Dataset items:
------------------------------

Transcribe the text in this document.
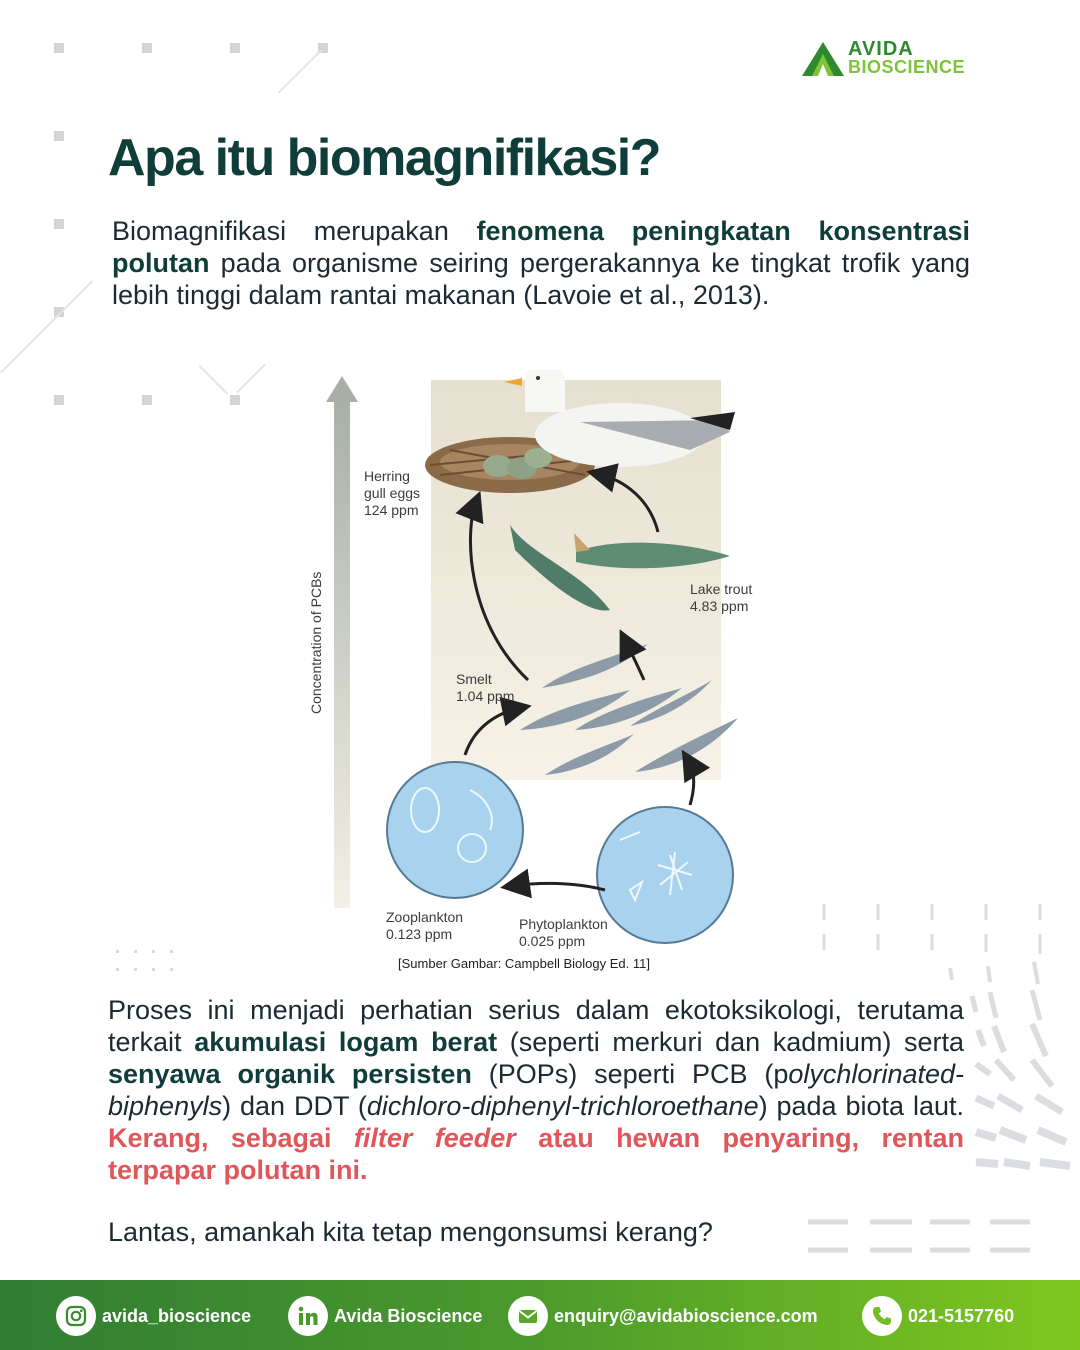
AVIDA
BIOSCIENCE
Apa itu biomagnifikasi?

Biomagnifikasi merupakan fenomena peningkatan konsentrasi polutan pada organisme seiring pergerakannya ke tingkat trofik yang lebih tinggi dalam rantai makanan (Lavoie et al., 2013).

Concentration of PCBs
Herring
gull eggs
124 ppm
Lake trout
4.83 ppm
Smelt
1.04 ppm
Zooplankton
0.123 ppm
Phytoplankton
0.025 ppm
[Sumber Gambar: Campbell Biology Ed. 11]

Proses ini menjadi perhatian serius dalam ekotoksikologi, terutama terkait akumulasi logam berat (seperti merkuri dan kadmium) serta senyawa organik persisten (POPs) seperti PCB (polychlorinated-biphenyls) dan DDT (dichloro-diphenyl-trichloroethane) pada biota laut. Kerang, sebagai filter feeder atau hewan penyaring, rentan terpapar polutan ini.

Lantas, amankah kita tetap mengonsumsi kerang?

avida_bioscience	Avida Bioscience	enquiry@avidabioscience.com	021-5157760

------------------------------

SHORT EXERCISE: Pictures in the records above should not be copied. Repeat everything else exactly.

EXERCISE SOLUTION:
Transcribe the text in this document.
AVIDA
BIOSCIENCE
Apa itu biomagnifikasi?

Biomagnifikasi merupakan fenomena peningkatan konsentrasi polutan pada organisme seiring pergerakannya ke tingkat trofik yang lebih tinggi dalam rantai makanan (Lavoie et al., 2013).

Concentration of PCBs
Herring
gull eggs
124 ppm
Lake trout
4.83 ppm
Smelt
1.04 ppm
Zooplankton
0.123 ppm
Phytoplankton
0.025 ppm
[Sumber Gambar: Campbell Biology Ed. 11]

Proses ini menjadi perhatian serius dalam ekotoksikologi, terutama terkait akumulasi logam berat (seperti merkuri dan kadmium) serta senyawa organik persisten (POPs) seperti PCB (polychlorinated-biphenyls) dan DDT (dichloro-diphenyl-trichloroethane) pada biota laut. Kerang, sebagai filter feeder atau hewan penyaring, rentan terpapar polutan ini.

Lantas, amankah kita tetap mengonsumsi kerang?

avida_bioscience	Avida Bioscience	enquiry@avidabioscience.com	021-5157760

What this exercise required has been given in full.